### WHAT YOU WILL DO:
Find how many lines contain "even" and state only that number.
========
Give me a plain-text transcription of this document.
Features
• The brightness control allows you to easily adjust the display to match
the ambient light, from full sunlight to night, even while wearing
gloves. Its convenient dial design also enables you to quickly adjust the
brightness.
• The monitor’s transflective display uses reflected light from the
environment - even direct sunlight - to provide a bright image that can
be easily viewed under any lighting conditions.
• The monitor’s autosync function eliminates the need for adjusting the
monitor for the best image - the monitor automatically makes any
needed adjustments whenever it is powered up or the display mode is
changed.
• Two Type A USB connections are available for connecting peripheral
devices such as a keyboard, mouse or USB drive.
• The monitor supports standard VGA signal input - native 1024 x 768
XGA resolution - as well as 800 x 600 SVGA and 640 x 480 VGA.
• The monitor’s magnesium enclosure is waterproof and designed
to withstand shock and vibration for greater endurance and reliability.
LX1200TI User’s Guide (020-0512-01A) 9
========
### FINAL RESULT:
2